Task to complete: Your answer should be a single number: how many lines in the data below hold the string "power".

Entries from a page text collection:

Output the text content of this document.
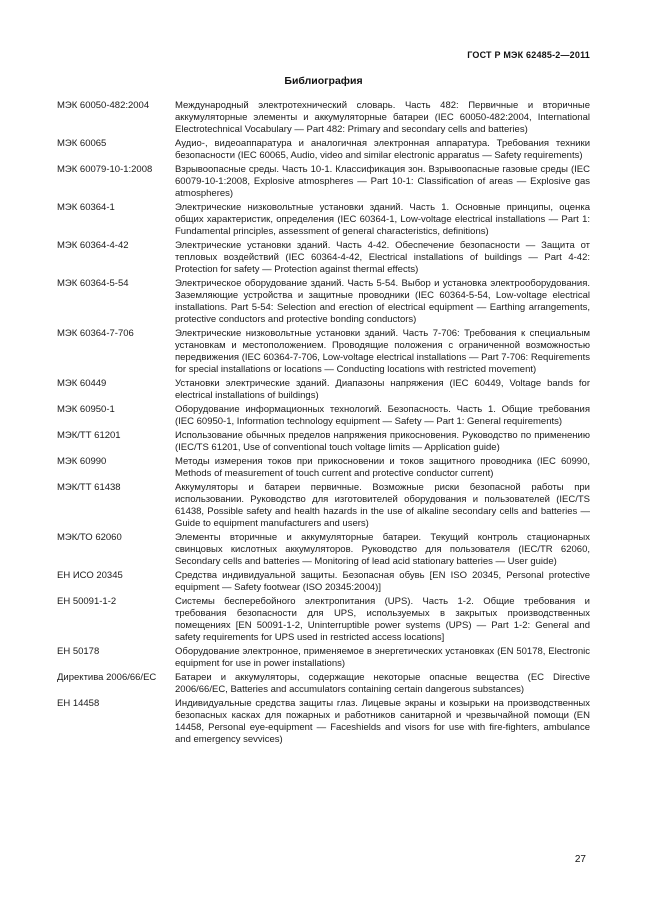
ГОСТ Р МЭК 62485-2—2011
Библиография
МЭК 60050-482:2004	Международный электротехнический словарь. Часть 482: Первичные и вторичные аккумуляторные элементы и аккумуляторные батареи (IEC 60050-482:2004, International Electrotechnical Vocabulary — Part 482: Primary and secondary cells and batteries)
МЭК 60065	Аудио-, видеоаппаратура и аналогичная электронная аппаратура. Требования техники безопасности (IEC 60065, Audio, video and similar electronic apparatus — Safety requirements)
МЭК 60079-10-1:2008	Взрывоопасные среды. Часть 10-1. Классификация зон. Взрывоопасные газовые среды (IEC 60079-10-1:2008, Explosive atmospheres — Part 10-1: Classification of areas — Explosive gas atmospheres)
МЭК 60364-1	Электрические низковольтные установки зданий. Часть 1. Основные принципы, оценка общих характеристик, определения (IEC 60364-1, Low-voltage electrical installations — Part 1: Fundamental principles, assessment of general characteristics, definitions)
МЭК 60364-4-42	Электрические установки зданий. Часть 4-42. Обеспечение безопасности — Защита от тепловых воздействий (IEC 60364-4-42, Electrical installations of buildings — Part 4-42: Protection for safety — Protection against thermal effects)
МЭК 60364-5-54	Электрическое оборудование зданий. Часть 5-54. Выбор и установка электрооборудования. Заземляющие устройства и защитные проводники (IEC 60364-5-54, Low-voltage electrical installations. Part 5-54: Selection and erection of electrical equipment — Earthing arrangements, protective conductors and protective bonding conductors)
МЭК 60364-7-706	Электрические низковольтные установки зданий. Часть 7-706: Требования к специальным установкам и местоположением. Проводящие положения с ограниченной возможностью передвижения (IEC 60364-7-706, Low-voltage electrical installations — Part 7-706: Requirements for special installations or locations — Conducting locations with restricted movement)
МЭК 60449	Установки электрические зданий. Диапазоны напряжения (IEC 60449, Voltage bands for electrical installations of buildings)
МЭК 60950-1	Оборудование информационных технологий. Безопасность. Часть 1. Общие требования (IEC 60950-1, Information technology equipment — Safety — Part 1: General requirements)
МЭК/ТТ 61201	Использование обычных пределов напряжения прикосновения. Руководство по применению (IEC/TS 61201, Use of conventional touch voltage limits — Application guide)
МЭК 60990	Методы измерения токов при прикосновении и токов защитного проводника (IEC 60990, Methods of measurement of touch current and protective conductor current)
МЭК/ТТ 61438	Аккумуляторы и батареи первичные. Возможные риски безопасной работы при использовании. Руководство для изготовителей оборудования и пользователей (IEC/TS 61438, Possible safety and health hazards in the use of alkaline secondary cells and batteries — Guide to equipment manufacturers and users)
МЭК/ТО 62060	Элементы вторичные и аккумуляторные батареи. Текущий контроль стационарных свинцовых кислотных аккумуляторов. Руководство для пользователя (IEC/TR 62060, Secondary cells and batteries — Monitoring of lead acid stationary batteries — User guide)
ЕН ИСО 20345	Средства индивидуальной защиты. Безопасная обувь [EN ISO 20345, Personal protective equipment — Safety footwear (ISO 20345:2004)]
ЕН 50091-1-2	Системы бесперебойного электропитания (UPS). Часть 1-2. Общие требования и требования безопасности для UPS, используемых в закрытых производственных помещениях [EN 50091-1-2, Uninterruptible power systems (UPS) — Part 1-2: General and safety requirements for UPS used in restricted access locations]
ЕН 50178	Оборудование электронное, применяемое в энергетических установках (EN 50178, Electronic equipment for use in power installations)
Директива 2006/66/ЕС	Батареи и аккумуляторы, содержащие некоторые опасные вещества (EC Directive 2006/66/EC, Batteries and accumulators containing certain dangerous substances)
ЕН 14458	Индивидуальные средства защиты глаз. Лицевые экраны и козырьки на производственных безопасных касках для пожарных и работников санитарной и чрезвычайной помощи (EN 14458, Personal eye-equipment — Faceshields and visors for use with fire-fighters, ambulance and emergency sevvices)
27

Exercise result: 2